Direction:
From the listing below, extract every line containing "atlantic".

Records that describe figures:
>> start

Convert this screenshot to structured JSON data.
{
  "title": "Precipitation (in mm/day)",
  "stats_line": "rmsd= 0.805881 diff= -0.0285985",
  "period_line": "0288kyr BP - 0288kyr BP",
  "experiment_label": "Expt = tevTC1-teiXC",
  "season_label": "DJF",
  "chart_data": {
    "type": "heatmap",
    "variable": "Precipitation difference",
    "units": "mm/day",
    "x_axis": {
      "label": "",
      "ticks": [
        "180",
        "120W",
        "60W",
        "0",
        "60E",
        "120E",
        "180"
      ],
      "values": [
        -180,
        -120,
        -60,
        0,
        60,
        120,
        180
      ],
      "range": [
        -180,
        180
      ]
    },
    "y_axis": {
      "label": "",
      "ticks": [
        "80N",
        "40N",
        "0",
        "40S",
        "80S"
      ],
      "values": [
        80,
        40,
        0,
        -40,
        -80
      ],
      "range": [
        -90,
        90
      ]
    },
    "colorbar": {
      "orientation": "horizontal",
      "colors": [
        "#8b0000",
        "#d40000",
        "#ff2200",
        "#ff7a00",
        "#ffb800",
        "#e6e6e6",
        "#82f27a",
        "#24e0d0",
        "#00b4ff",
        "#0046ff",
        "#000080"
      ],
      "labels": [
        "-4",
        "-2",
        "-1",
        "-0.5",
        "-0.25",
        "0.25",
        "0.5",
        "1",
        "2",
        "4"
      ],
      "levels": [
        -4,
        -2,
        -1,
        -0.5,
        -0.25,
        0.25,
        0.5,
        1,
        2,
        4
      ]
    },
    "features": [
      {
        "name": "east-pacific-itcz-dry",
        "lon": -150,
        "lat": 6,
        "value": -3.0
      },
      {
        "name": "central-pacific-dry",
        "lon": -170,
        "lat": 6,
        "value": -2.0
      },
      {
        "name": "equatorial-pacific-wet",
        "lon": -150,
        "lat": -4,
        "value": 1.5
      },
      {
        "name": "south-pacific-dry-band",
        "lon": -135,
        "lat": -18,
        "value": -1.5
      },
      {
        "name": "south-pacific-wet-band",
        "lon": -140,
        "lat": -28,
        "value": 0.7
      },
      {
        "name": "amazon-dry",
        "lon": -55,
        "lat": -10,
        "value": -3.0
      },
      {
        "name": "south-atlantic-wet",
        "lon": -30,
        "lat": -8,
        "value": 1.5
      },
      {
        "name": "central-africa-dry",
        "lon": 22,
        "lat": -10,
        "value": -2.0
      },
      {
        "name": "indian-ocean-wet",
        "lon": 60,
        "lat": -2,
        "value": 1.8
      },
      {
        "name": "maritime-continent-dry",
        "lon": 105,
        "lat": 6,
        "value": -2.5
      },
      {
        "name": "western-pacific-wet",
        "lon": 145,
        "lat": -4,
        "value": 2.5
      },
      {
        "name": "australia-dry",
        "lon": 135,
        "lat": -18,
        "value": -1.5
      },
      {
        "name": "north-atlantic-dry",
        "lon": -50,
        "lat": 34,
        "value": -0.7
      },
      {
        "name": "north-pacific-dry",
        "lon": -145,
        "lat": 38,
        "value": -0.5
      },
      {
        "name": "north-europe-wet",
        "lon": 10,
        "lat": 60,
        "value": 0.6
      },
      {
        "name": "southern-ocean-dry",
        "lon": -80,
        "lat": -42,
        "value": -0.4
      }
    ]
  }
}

>> end

Result of this task:
        "name": "south-atlantic-wet",
        "name": "north-atlantic-dry",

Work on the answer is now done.